Directions → Please repeat all of the lines that follow, exactly as written.

Data to use →
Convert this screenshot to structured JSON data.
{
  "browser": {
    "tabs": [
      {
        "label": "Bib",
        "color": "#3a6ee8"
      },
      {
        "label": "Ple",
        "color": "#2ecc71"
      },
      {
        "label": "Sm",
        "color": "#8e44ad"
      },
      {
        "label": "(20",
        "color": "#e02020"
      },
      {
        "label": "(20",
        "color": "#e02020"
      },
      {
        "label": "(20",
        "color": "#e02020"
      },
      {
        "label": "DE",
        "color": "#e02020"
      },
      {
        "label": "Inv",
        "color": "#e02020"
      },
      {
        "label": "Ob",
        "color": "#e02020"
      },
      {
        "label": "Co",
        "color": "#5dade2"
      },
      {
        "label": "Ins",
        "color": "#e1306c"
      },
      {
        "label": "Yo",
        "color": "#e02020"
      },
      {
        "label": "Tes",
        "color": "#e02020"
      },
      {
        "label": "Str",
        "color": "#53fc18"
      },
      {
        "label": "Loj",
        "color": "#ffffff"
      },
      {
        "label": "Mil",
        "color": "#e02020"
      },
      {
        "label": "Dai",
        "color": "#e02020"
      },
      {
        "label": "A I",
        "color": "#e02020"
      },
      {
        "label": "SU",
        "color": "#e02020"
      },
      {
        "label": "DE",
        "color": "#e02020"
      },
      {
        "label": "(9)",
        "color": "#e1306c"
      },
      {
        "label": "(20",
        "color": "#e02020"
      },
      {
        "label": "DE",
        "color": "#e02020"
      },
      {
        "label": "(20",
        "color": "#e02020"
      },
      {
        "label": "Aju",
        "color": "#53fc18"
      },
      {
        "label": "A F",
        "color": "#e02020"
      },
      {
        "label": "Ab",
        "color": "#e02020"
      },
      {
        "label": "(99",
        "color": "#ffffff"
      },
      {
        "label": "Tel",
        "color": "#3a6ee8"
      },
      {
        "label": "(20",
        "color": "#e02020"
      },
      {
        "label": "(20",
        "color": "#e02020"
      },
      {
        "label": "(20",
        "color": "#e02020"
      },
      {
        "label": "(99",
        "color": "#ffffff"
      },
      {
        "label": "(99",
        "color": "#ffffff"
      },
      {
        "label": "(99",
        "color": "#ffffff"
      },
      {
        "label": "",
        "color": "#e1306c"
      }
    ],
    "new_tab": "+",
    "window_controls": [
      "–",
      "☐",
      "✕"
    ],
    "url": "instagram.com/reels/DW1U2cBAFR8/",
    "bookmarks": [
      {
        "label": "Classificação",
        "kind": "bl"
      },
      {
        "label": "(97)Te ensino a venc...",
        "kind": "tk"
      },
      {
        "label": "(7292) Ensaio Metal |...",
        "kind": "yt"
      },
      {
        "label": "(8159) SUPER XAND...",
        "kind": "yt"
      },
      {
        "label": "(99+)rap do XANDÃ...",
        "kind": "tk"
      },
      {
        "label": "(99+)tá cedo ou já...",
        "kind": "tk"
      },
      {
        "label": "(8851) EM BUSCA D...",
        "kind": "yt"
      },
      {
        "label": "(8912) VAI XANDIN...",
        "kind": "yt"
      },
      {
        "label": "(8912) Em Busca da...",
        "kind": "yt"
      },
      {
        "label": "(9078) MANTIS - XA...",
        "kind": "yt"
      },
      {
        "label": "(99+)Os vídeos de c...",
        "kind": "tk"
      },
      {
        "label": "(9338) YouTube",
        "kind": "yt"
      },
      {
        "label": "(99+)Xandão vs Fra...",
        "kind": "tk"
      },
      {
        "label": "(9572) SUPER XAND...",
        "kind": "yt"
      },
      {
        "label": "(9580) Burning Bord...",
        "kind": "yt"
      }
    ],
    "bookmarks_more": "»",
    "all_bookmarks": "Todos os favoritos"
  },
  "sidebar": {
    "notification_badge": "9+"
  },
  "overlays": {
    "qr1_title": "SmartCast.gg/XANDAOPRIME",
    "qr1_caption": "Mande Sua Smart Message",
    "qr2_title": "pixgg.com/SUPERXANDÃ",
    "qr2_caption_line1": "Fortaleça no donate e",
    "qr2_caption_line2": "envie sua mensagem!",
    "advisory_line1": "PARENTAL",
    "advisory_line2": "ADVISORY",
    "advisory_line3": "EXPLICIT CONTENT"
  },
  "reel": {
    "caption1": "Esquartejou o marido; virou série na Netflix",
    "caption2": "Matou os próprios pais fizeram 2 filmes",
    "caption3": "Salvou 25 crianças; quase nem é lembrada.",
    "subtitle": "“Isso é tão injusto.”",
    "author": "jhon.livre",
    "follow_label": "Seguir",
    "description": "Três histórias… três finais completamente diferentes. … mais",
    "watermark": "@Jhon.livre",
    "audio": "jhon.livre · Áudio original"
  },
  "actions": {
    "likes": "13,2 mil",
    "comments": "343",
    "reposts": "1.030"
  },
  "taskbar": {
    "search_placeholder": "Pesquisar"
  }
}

Written answer →
Convert this screenshot to structured JSON data.
{
  "browser": {
    "tabs": [
      {
        "label": "Bib",
        "color": "#3a6ee8"
      },
      {
        "label": "Ple",
        "color": "#2ecc71"
      },
      {
        "label": "Sm",
        "color": "#8e44ad"
      },
      {
        "label": "(20",
        "color": "#e02020"
      },
      {
        "label": "(20",
        "color": "#e02020"
      },
      {
        "label": "(20",
        "color": "#e02020"
      },
      {
        "label": "DE",
        "color": "#e02020"
      },
      {
        "label": "Inv",
        "color": "#e02020"
      },
      {
        "label": "Ob",
        "color": "#e02020"
      },
      {
        "label": "Co",
        "color": "#5dade2"
      },
      {
        "label": "Ins",
        "color": "#e1306c"
      },
      {
        "label": "Yo",
        "color": "#e02020"
      },
      {
        "label": "Tes",
        "color": "#e02020"
      },
      {
        "label": "Str",
        "color": "#53fc18"
      },
      {
        "label": "Loj",
        "color": "#ffffff"
      },
      {
        "label": "Mil",
        "color": "#e02020"
      },
      {
        "label": "Dai",
        "color": "#e02020"
      },
      {
        "label": "A I",
        "color": "#e02020"
      },
      {
        "label": "SU",
        "color": "#e02020"
      },
      {
        "label": "DE",
        "color": "#e02020"
      },
      {
        "label": "(9)",
        "color": "#e1306c"
      },
      {
        "label": "(20",
        "color": "#e02020"
      },
      {
        "label": "DE",
        "color": "#e02020"
      },
      {
        "label": "(20",
        "color": "#e02020"
      },
      {
        "label": "Aju",
        "color": "#53fc18"
      },
      {
        "label": "A F",
        "color": "#e02020"
      },
      {
        "label": "Ab",
        "color": "#e02020"
      },
      {
        "label": "(99",
        "color": "#ffffff"
      },
      {
        "label": "Tel",
        "color": "#3a6ee8"
      },
      {
        "label": "(20",
        "color": "#e02020"
      },
      {
        "label": "(20",
        "color": "#e02020"
      },
      {
        "label": "(20",
        "color": "#e02020"
      },
      {
        "label": "(99",
        "color": "#ffffff"
      },
      {
        "label": "(99",
        "color": "#ffffff"
      },
      {
        "label": "(99",
        "color": "#ffffff"
      },
      {
        "label": "",
        "color": "#e1306c"
      }
    ],
    "new_tab": "+",
    "window_controls": [
      "–",
      "☐",
      "✕"
    ],
    "url": "instagram.com/reels/DW1U2cBAFR8/",
    "bookmarks": [
      {
        "label": "Classificação",
        "kind": "bl"
      },
      {
        "label": "(97)Te ensino a venc...",
        "kind": "tk"
      },
      {
        "label": "(7292) Ensaio Metal |...",
        "kind": "yt"
      },
      {
        "label": "(8159) SUPER XAND...",
        "kind": "yt"
      },
      {
        "label": "(99+)rap do XANDÃ...",
        "kind": "tk"
      },
      {
        "label": "(99+)tá cedo ou já...",
        "kind": "tk"
      },
      {
        "label": "(8851) EM BUSCA D...",
        "kind": "yt"
      },
      {
        "label": "(8912) VAI XANDIN...",
        "kind": "yt"
      },
      {
        "label": "(8912) Em Busca da...",
        "kind": "yt"
      },
      {
        "label": "(9078) MANTIS - XA...",
        "kind": "yt"
      },
      {
        "label": "(99+)Os vídeos de c...",
        "kind": "tk"
      },
      {
        "label": "(9338) YouTube",
        "kind": "yt"
      },
      {
        "label": "(99+)Xandão vs Fra...",
        "kind": "tk"
      },
      {
        "label": "(9572) SUPER XAND...",
        "kind": "yt"
      },
      {
        "label": "(9580) Burning Bord...",
        "kind": "yt"
      }
    ],
    "bookmarks_more": "»",
    "all_bookmarks": "Todos os favoritos"
  },
  "sidebar": {
    "notification_badge": "9+"
  },
  "overlays": {
    "qr1_title": "SmartCast.gg/XANDAOPRIME",
    "qr1_caption": "Mande Sua Smart Message",
    "qr2_title": "pixgg.com/SUPERXANDÃ",
    "qr2_caption_line1": "Fortaleça no donate e",
    "qr2_caption_line2": "envie sua mensagem!",
    "advisory_line1": "PARENTAL",
    "advisory_line2": "ADVISORY",
    "advisory_line3": "EXPLICIT CONTENT"
  },
  "reel": {
    "caption1": "Esquartejou o marido; virou série na Netflix",
    "caption2": "Matou os próprios pais fizeram 2 filmes",
    "caption3": "Salvou 25 crianças; quase nem é lembrada.",
    "subtitle": "“Isso é tão injusto.”",
    "author": "jhon.livre",
    "follow_label": "Seguir",
    "description": "Três histórias… três finais completamente diferentes. … mais",
    "watermark": "@Jhon.livre",
    "audio": "jhon.livre · Áudio original"
  },
  "actions": {
    "likes": "13,2 mil",
    "comments": "343",
    "reposts": "1.030"
  },
  "taskbar": {
    "search_placeholder": "Pesquisar"
  }
}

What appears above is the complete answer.